=== Text provided ===
#####
HomeCommunity NewsBUSD Unveils Budget Plan

BUSD Unveils Budget Plan

First published in the June 18 print issue of the Burbank Leader.

With the new fiscal year approaching, Burbank Unified School District officials presented their state-mandated Local Control and Accountability Plan, or LCAP, detailing the district’s goals, plans, actions and expenditures aimed at helping students to the school board during a meeting Thursday.
The document is a way for districts across the state to address their needs to the state legislature in the budgeting process.
BUSD’s LCAP was mostly similar to plans from previous years. However, there were eight newly budgeted items for the 2022-23 fiscal year and six of them addressed the district’s diversity, equity and inclusion, or DEI, initiative.
District staff members included in their budgeting a plan to hire a DEI consultant, provide professional development to teachers and administrators, purchase supplemental materials that promote diversity and employ a DEI mental health consultant. BUSD also plans to pay stipends to employees who take initiative and lead the district’s DEI efforts at their respective sites and collaborate with colleagues and students.
Superintendent Matt Hill said he envisioned the DEI consultant would work with district staff in coordinating professional development that would be provided by Facing History and Ourselves, a global nonprofit that gives educators the tools to appropriately address the issues of racism and discrimination in the classroom. The consultant would also work with John Paramo, BUSD assistant superintendent of educational services, in responding to any incidents pertaining to DEI at school sites and ensuring policies and procedures are in place to deal with such issues.
While school board members were supportive of including DEI in the LCAP, board member Emily Weisberg worried about the lack of clarity in the district’s plan.
“I am a little concerned with a couple of those items sounding more like a coordinator position, and my feeling is that it is unbelievably important that, at this point, we’re empowering our teacher leaders to address the specific needs of their campuses,” she said. “One person can’t do all 21 sites. One person can’t address all [issues surrounding DEI].”
The district hired Stefani McCoy as a consultant to spearhead its DEI initiative last October and recently presented findings from a survey she conducted with Burbank students, parents and staff. McCoy’s contract with the district ends at the end of this month.
With some dissatisfaction, Weisberg said she believes the district has not progressed in its DEI efforts and that much work needs to be done.
Board member Steve Ferguson agreed with his colleague’s opinion and was underwhelmed with McCoy’s findings.
“I have definitely seen a lot of community-based work [from McCoy],” Ferguson said. “I definitely see our coordinator has done a lot of work, but when I see surveys come back with only 400 responses, I begin to question if our approach is correct.”
Paramo vouched for McCoy’s work with students and teachers, complimenting her response to a growing number of incidents of “hate speech” at school sites.
#####
Items from a dataset
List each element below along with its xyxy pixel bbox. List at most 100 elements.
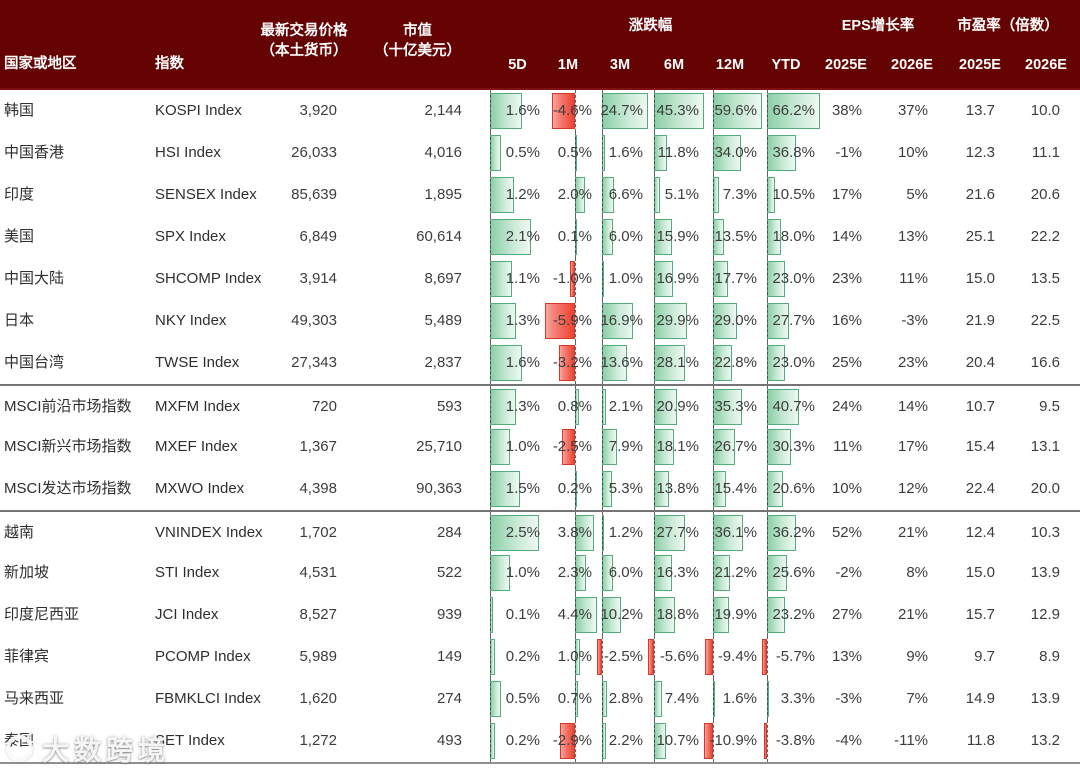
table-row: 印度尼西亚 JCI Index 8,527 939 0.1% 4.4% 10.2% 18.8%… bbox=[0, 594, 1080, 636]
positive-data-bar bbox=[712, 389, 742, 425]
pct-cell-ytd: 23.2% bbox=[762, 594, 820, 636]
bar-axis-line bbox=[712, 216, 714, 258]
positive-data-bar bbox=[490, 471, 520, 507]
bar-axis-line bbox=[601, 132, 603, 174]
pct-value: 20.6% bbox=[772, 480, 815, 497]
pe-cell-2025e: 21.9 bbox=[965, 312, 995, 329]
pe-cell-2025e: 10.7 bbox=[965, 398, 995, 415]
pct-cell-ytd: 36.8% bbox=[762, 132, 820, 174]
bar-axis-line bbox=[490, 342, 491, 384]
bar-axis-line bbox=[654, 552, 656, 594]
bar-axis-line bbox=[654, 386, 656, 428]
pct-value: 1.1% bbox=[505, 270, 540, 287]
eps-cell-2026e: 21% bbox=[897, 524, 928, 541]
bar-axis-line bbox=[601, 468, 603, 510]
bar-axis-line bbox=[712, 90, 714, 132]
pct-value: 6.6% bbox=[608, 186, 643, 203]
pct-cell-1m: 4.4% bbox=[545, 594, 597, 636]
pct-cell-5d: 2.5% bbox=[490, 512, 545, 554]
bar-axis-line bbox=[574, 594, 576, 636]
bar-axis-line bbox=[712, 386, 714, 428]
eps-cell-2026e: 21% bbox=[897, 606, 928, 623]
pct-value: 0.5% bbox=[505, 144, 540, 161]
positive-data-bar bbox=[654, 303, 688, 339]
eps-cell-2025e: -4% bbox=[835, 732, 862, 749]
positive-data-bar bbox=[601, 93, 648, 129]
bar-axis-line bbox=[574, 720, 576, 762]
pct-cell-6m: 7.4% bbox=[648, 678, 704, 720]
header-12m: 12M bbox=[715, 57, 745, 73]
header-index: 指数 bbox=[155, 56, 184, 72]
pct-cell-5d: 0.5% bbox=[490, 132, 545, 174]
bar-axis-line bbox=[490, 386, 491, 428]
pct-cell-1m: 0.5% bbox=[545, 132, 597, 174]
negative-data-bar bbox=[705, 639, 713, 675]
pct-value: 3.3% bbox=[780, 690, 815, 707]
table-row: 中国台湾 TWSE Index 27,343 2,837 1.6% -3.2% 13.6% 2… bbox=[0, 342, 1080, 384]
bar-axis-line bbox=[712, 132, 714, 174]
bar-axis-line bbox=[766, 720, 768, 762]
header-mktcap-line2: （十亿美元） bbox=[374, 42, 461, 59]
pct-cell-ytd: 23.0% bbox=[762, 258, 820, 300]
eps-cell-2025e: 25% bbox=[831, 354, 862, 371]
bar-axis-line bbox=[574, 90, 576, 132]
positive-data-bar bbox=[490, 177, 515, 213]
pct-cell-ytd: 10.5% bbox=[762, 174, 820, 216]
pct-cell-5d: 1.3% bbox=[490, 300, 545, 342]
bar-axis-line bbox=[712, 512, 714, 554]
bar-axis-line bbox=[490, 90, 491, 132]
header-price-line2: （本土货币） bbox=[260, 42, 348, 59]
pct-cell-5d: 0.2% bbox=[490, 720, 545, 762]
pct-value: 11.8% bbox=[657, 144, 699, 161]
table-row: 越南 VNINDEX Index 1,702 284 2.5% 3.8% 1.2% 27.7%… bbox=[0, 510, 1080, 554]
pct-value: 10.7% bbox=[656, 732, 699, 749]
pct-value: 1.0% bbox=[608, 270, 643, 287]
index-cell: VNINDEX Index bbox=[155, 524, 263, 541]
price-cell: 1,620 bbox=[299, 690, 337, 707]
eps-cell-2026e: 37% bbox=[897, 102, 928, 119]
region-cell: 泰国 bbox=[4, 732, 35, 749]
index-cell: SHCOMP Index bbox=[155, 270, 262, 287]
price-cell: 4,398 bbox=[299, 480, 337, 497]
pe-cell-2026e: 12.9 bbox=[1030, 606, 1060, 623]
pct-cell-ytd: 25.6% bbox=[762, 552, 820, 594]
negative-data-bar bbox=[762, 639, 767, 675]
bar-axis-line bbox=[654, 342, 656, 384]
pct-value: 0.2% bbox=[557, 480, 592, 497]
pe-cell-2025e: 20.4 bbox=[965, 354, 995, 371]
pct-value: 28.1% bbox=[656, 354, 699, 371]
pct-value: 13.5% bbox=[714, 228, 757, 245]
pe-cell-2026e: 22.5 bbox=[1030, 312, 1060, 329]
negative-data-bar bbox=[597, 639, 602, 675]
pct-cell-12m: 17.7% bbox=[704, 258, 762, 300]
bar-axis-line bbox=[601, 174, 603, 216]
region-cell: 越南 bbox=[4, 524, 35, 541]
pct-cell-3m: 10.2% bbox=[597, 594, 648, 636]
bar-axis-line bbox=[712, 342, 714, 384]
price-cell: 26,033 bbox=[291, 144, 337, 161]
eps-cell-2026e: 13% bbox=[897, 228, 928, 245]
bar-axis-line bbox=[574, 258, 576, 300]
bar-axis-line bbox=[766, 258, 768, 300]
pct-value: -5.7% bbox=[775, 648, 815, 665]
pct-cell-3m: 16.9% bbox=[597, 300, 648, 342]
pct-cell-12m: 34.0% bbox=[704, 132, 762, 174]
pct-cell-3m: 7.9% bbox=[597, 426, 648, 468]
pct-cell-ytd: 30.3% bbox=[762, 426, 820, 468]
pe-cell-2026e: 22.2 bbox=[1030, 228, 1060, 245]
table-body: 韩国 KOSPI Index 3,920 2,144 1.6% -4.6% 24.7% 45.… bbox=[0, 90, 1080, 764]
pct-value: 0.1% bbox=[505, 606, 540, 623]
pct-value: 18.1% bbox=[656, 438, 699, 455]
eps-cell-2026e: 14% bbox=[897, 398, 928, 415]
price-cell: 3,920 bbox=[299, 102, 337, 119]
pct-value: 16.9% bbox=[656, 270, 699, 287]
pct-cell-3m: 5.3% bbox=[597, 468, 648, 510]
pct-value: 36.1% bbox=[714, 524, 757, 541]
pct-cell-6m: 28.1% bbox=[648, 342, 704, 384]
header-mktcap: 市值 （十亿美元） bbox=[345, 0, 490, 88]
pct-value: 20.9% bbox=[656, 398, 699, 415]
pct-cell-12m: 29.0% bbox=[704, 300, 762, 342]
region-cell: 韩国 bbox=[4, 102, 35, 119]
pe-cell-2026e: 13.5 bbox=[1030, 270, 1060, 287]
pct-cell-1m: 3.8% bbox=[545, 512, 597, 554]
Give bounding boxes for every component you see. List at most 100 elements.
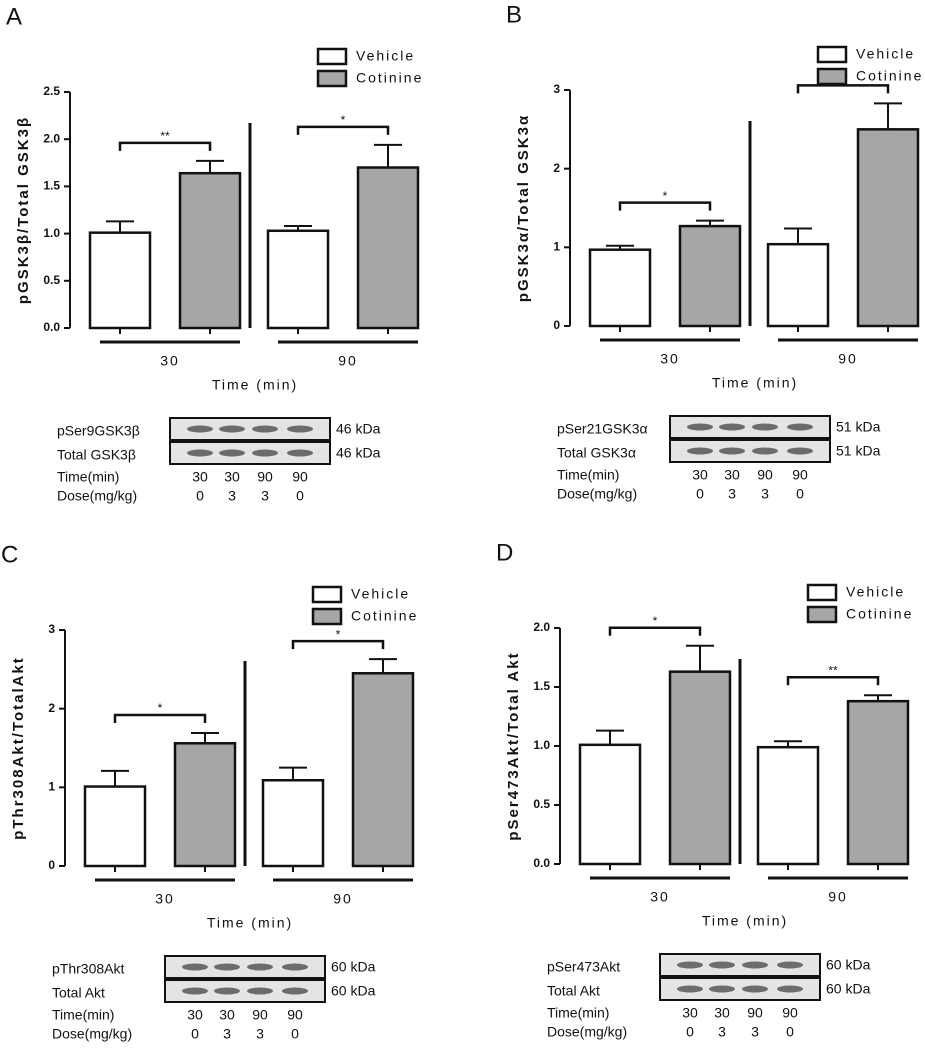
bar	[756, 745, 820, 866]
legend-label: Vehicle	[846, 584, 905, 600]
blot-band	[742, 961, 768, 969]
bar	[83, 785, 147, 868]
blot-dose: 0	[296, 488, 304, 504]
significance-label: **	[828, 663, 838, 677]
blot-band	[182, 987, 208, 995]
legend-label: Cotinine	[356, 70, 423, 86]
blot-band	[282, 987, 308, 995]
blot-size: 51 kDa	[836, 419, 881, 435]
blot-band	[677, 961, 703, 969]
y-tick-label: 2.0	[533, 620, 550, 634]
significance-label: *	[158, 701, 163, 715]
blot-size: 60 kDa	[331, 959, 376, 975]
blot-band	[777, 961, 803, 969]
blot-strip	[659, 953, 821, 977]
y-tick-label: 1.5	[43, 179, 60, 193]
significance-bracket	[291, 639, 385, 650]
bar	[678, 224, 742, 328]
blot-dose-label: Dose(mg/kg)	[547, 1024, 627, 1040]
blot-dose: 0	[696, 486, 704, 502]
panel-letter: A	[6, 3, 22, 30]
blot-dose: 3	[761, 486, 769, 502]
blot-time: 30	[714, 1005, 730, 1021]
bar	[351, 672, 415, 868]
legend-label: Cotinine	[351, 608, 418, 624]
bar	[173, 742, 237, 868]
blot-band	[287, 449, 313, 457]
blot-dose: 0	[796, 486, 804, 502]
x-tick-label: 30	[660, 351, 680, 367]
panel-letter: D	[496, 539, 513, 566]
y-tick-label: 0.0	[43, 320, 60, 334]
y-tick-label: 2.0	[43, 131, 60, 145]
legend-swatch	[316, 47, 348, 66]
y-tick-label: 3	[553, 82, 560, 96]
#####
=== Written tasks ===
- a) Reproduce word for word the part of the article on the Burbank school district's budget plan starting with "The district hired" and going on through "of this month.".
- b) In the article on the Burbank school district's budget plan, how many of the newly budgeted items for the 2022-23 fiscal year addressed the district's diversity, equity and inclusion initiative?
- c) Continue the article on the Burbank school district's budget plan, picking up after its last sentence.

=== Answers for the exercise ===
- a)
The district hired Stefani McCoy as a consultant to spearhead its DEI initiative last October and recently presented findings from a survey she conducted with Burbank students, parents and staff. McCoy’s contract with the district ends at the end of this month.

- b) Six of the eight newly budgeted items.

- c)
“It became very clear this year in the spring that we had reached a point where there were so many instances of hate speech related to racism and homophobia, and our school sites were at capacity in terms of how you deal with that,” Paramo said. “It became obvious we needed to do something.
“Stefani and I began doing these restorative meetings,” Paramo said. “What’s clear to me is that we had some pretty powerful results with that. What’s also clear to me is that I can’t sustain that for the number of schools we have and the number of incidents that occur. So, for me, [we need] boots on the ground, we need to educate our staff and our school sites to be able to do this process because we can’t service the volume right now.”
According to Paramo, John Burroughs High School teachers were provided with professional development and responded well to it. He said he was “shocked” to see that about 85% of staff felt the training was beneficial.
Weisberg agreed with district staff that professional development is essential to the DEI process and reiterated she is not opposed to hiring consultants as long as they work to empower employees at each site.
“When we’re thinking about budgetary concerns, I just really want to make sure that the money is going toward a sustainable model that focuses on our teacher leaders and strengthening those individual needs at each school site,” Weisberg said.
A concern for Ferguson in having only one individual coordinating the DEI initiative, along with BUSD staff, is that would not be proactive in helping the district mitigate issues of racism and discrimination. He suggested that the district look into hiring a group or agency that would cast a wider net when it comes to helping students.
“I don’t want to use coordinators like fire extinguishers to put out fires as they occur,” he said. “That, to me, is a reactive strategy. What I want to do is invest in professional development and not house it under individuals — and I’m talking about the DEI consultant money that’s here and the mental health consultant.
“I would like to see us contract with agencies who can deploy multiple teams, who understand frankly when you have an LGBTQ situation and who also have the resourcing to send folks if you have a situation with the Armenian American community,” Ferguson added. “And one person does not possess all the skill sets to relate to all those communities in my experience.”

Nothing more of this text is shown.